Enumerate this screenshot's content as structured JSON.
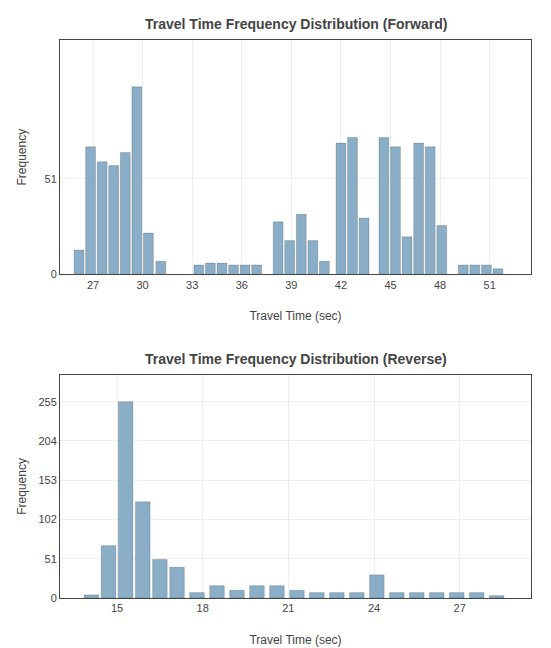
{
  "chart_data": [
    {
      "type": "bar",
      "title": "Travel Time Frequency Distribution (Forward)",
      "xlabel": "Travel Time (sec)",
      "ylabel": "Frequency",
      "x": [
        26.15,
        26.85,
        27.55,
        28.25,
        28.95,
        29.65,
        30.35,
        31.1,
        33.4,
        34.1,
        34.8,
        35.5,
        36.2,
        36.9,
        38.2,
        38.9,
        39.6,
        40.3,
        41.0,
        42.0,
        42.7,
        43.4,
        44.6,
        45.3,
        46.0,
        46.7,
        47.4,
        48.1,
        49.4,
        50.1,
        50.8,
        51.5
      ],
      "values": [
        13,
        68,
        60,
        58,
        65,
        100,
        22,
        7,
        5,
        6,
        6,
        5,
        5,
        5,
        28,
        18,
        32,
        18,
        7,
        70,
        73,
        30,
        73,
        68,
        20,
        70,
        68,
        26,
        5,
        5,
        5,
        3
      ],
      "color": "#8aaec8",
      "xlim": [
        25.0,
        53.5
      ],
      "ylim": [
        0,
        125
      ],
      "xticks": [
        27,
        30,
        33,
        36,
        39,
        42,
        45,
        48,
        51
      ],
      "yticks": [
        0,
        51
      ],
      "grid": true
    },
    {
      "type": "bar",
      "title": "Travel Time Frequency Distribution (Reverse)",
      "xlabel": "Travel Time (sec)",
      "ylabel": "Frequency",
      "x": [
        14.1,
        14.7,
        15.3,
        15.9,
        16.5,
        17.1,
        17.8,
        18.5,
        19.2,
        19.9,
        20.6,
        21.3,
        22.0,
        22.7,
        23.4,
        24.1,
        24.8,
        25.5,
        26.2,
        26.9,
        27.6,
        28.3
      ],
      "values": [
        4,
        68,
        255,
        125,
        50,
        40,
        7,
        16,
        10,
        16,
        16,
        10,
        7,
        7,
        7,
        30,
        7,
        7,
        7,
        7,
        7,
        3
      ],
      "color": "#8aaec8",
      "xlim": [
        13.0,
        29.5
      ],
      "ylim": [
        0,
        290
      ],
      "xticks": [
        15,
        18,
        21,
        24,
        27
      ],
      "yticks": [
        0,
        51,
        102,
        153,
        204,
        255
      ],
      "grid": true
    }
  ]
}
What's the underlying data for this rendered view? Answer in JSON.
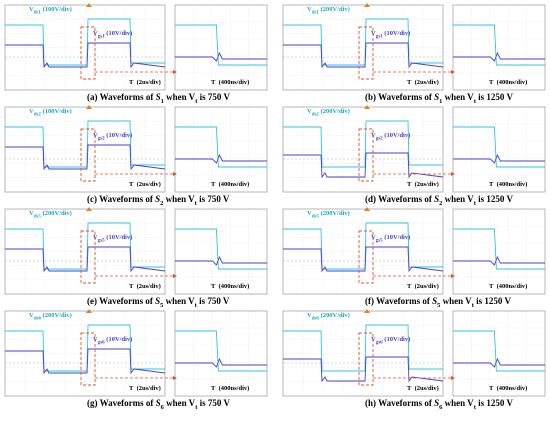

--------

● Goal of the exercise
Take every line above carrying "Time" and return it.

● Exercise response
      "title": "Travel Time Frequency Distribution (Forward)",
      "xlabel": "Travel Time (sec)",
      "title": "Travel Time Frequency Distribution (Reverse)",
      "xlabel": "Travel Time (sec)",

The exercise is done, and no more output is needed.